— START Records supplied —

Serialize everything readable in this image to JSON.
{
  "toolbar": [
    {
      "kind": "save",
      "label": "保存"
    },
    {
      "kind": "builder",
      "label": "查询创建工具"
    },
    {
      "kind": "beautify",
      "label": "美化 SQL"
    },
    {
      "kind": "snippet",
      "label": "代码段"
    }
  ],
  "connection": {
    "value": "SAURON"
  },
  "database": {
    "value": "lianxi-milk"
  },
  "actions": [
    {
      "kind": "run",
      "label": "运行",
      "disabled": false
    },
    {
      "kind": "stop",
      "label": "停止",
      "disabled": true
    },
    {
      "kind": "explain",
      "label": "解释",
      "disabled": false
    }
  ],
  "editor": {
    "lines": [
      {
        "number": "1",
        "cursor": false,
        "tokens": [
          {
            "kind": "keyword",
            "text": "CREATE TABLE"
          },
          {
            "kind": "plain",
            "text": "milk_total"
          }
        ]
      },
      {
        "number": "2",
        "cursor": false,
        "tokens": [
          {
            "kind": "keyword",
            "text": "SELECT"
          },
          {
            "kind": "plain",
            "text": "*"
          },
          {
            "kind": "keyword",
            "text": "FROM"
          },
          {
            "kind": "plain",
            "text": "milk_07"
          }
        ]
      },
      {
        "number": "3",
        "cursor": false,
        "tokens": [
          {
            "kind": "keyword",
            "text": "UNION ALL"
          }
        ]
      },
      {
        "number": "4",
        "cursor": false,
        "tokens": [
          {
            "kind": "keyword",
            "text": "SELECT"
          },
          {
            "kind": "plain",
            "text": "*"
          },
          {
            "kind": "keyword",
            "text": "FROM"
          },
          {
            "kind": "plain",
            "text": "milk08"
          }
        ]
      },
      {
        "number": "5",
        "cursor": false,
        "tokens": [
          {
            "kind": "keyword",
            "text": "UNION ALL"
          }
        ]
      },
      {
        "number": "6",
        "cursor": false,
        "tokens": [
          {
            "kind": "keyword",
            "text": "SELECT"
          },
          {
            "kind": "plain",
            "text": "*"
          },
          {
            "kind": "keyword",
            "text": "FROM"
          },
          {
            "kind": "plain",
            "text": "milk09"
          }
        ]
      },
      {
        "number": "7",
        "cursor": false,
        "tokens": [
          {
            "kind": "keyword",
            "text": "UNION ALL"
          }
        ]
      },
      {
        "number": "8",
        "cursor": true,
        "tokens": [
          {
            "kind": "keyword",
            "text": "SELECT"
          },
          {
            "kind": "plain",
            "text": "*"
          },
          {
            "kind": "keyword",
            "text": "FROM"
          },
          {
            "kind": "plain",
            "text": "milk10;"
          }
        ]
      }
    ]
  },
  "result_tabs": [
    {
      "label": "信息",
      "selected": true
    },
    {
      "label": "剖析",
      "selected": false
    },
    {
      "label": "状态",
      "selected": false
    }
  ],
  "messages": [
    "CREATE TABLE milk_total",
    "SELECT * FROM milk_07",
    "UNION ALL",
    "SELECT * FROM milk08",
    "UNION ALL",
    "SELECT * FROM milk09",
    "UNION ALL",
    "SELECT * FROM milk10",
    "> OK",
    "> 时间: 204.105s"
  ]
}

— END Records supplied —

▸ **Task instructions**: Faithfully copy every entry, leaving nothing out.

▸ **Problem solution**:
Serialize everything readable in this image to JSON.
{
  "toolbar": [
    {
      "kind": "save",
      "label": "保存"
    },
    {
      "kind": "builder",
      "label": "查询创建工具"
    },
    {
      "kind": "beautify",
      "label": "美化 SQL"
    },
    {
      "kind": "snippet",
      "label": "代码段"
    }
  ],
  "connection": {
    "value": "SAURON"
  },
  "database": {
    "value": "lianxi-milk"
  },
  "actions": [
    {
      "kind": "run",
      "label": "运行",
      "disabled": false
    },
    {
      "kind": "stop",
      "label": "停止",
      "disabled": true
    },
    {
      "kind": "explain",
      "label": "解释",
      "disabled": false
    }
  ],
  "editor": {
    "lines": [
      {
        "number": "1",
        "cursor": false,
        "tokens": [
          {
            "kind": "keyword",
            "text": "CREATE TABLE"
          },
          {
            "kind": "plain",
            "text": "milk_total"
          }
        ]
      },
      {
        "number": "2",
        "cursor": false,
        "tokens": [
          {
            "kind": "keyword",
            "text": "SELECT"
          },
          {
            "kind": "plain",
            "text": "*"
          },
          {
            "kind": "keyword",
            "text": "FROM"
          },
          {
            "kind": "plain",
            "text": "milk_07"
          }
        ]
      },
      {
        "number": "3",
        "cursor": false,
        "tokens": [
          {
            "kind": "keyword",
            "text": "UNION ALL"
          }
        ]
      },
      {
        "number": "4",
        "cursor": false,
        "tokens": [
          {
            "kind": "keyword",
            "text": "SELECT"
          },
          {
            "kind": "plain",
            "text": "*"
          },
          {
            "kind": "keyword",
            "text": "FROM"
          },
          {
            "kind": "plain",
            "text": "milk08"
          }
        ]
      },
      {
        "number": "5",
        "cursor": false,
        "tokens": [
          {
            "kind": "keyword",
            "text": "UNION ALL"
          }
        ]
      },
      {
        "number": "6",
        "cursor": false,
        "tokens": [
          {
            "kind": "keyword",
            "text": "SELECT"
          },
          {
            "kind": "plain",
            "text": "*"
          },
          {
            "kind": "keyword",
            "text": "FROM"
          },
          {
            "kind": "plain",
            "text": "milk09"
          }
        ]
      },
      {
        "number": "7",
        "cursor": false,
        "tokens": [
          {
            "kind": "keyword",
            "text": "UNION ALL"
          }
        ]
      },
      {
        "number": "8",
        "cursor": true,
        "tokens": [
          {
            "kind": "keyword",
            "text": "SELECT"
          },
          {
            "kind": "plain",
            "text": "*"
          },
          {
            "kind": "keyword",
            "text": "FROM"
          },
          {
            "kind": "plain",
            "text": "milk10;"
          }
        ]
      }
    ]
  },
  "result_tabs": [
    {
      "label": "信息",
      "selected": true
    },
    {
      "label": "剖析",
      "selected": false
    },
    {
      "label": "状态",
      "selected": false
    }
  ],
  "messages": [
    "CREATE TABLE milk_total",
    "SELECT * FROM milk_07",
    "UNION ALL",
    "SELECT * FROM milk08",
    "UNION ALL",
    "SELECT * FROM milk09",
    "UNION ALL",
    "SELECT * FROM milk10",
    "> OK",
    "> 时间: 204.105s"
  ]
}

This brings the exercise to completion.